▶ _Your goal_
Note how many lines hold "since" and report that number by itself.
--- begin ---
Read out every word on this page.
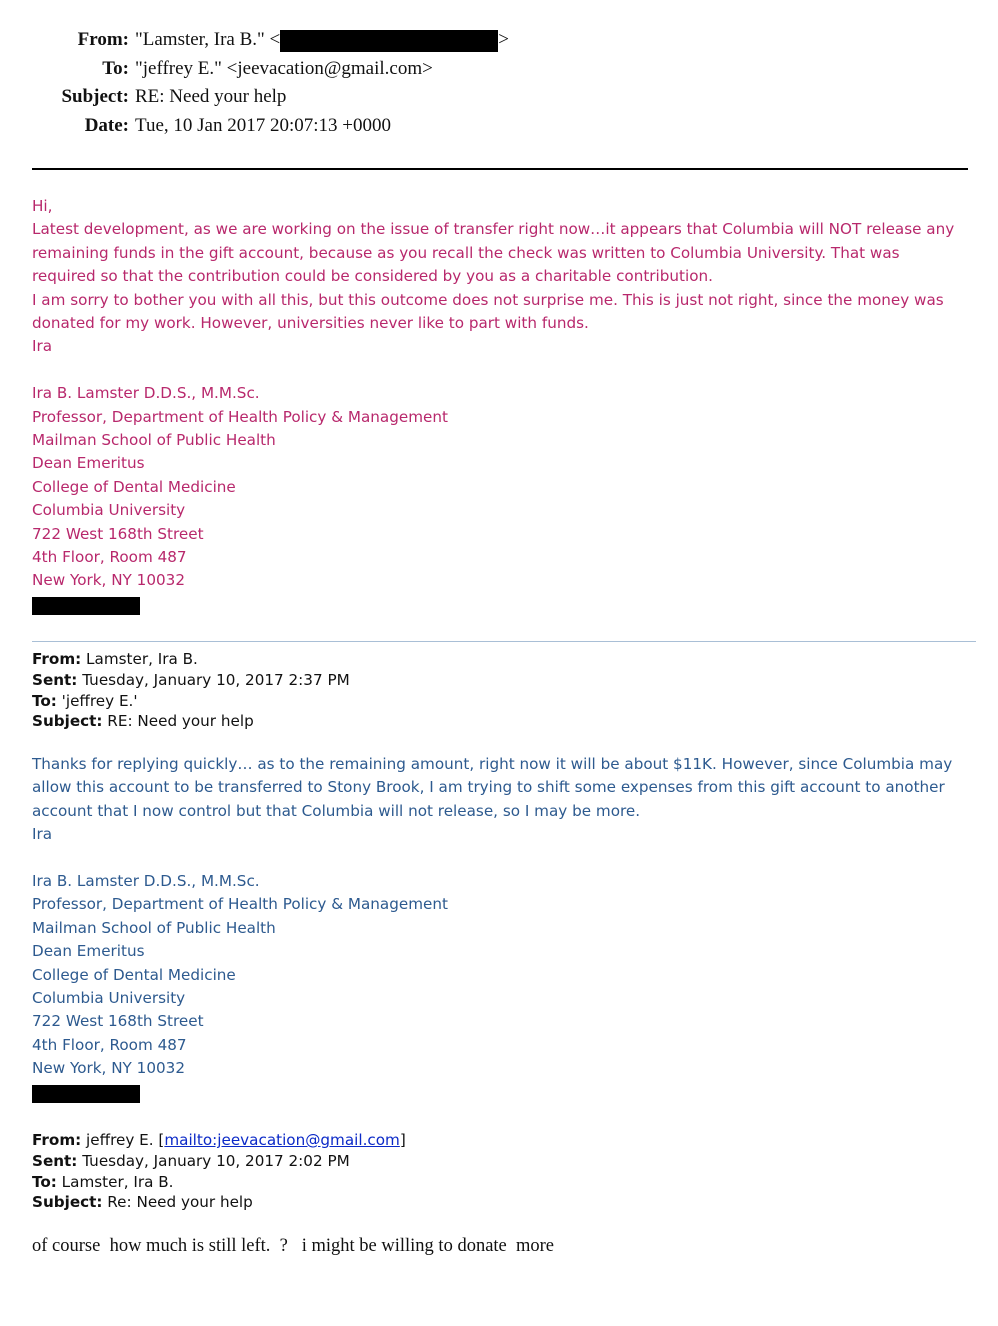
From: "Lamster, Ira B." <	>
To: "jeffrey E." <jeevacation@gmail.com>
Subject: RE: Need your help
Date: Tue, 10 Jan 2017 20:07:13 +0000
Hi,
Latest development, as we are working on the issue of transfer right now…it appears that Columbia will NOT release any
remaining funds in the gift account, because as you recall the check was written to Columbia University. That was
required so that the contribution could be considered by you as a charitable contribution.
I am sorry to bother you with all this, but this outcome does not surprise me. This is just not right, since the money was
donated for my work. However, universities never like to part with funds.
Ira
Ira B. Lamster D.D.S., M.M.Sc.
Professor, Department of Health Policy & Management
Mailman School of Public Health
Dean Emeritus
College of Dental Medicine
Columbia University
722 West 168th Street
4th Floor, Room 487
New York, NY 10032
From: Lamster, Ira B.
Sent: Tuesday, January 10, 2017 2:37 PM
To: 'jeffrey E.'
Subject: RE: Need your help
Thanks for replying quickly… as to the remaining amount, right now it will be about $11K. However, since Columbia may
allow this account to be transferred to Stony Brook, I am trying to shift some expenses from this gift account to another
account that I now control but that Columbia will not release, so I may be more.
Ira
Ira B. Lamster D.D.S., M.M.Sc.
Professor, Department of Health Policy & Management
Mailman School of Public Health
Dean Emeritus
College of Dental Medicine
Columbia University
722 West 168th Street
4th Floor, Room 487
New York, NY 10032
From: jeffrey E. [mailto:jeevacation@gmail.com]
Sent: Tuesday, January 10, 2017 2:02 PM
To: Lamster, Ira B.
Subject: Re: Need your help
of course  how much is still left.  ?   i might be willing to donate  more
--- end ---
▶ _Result for this exercise_
2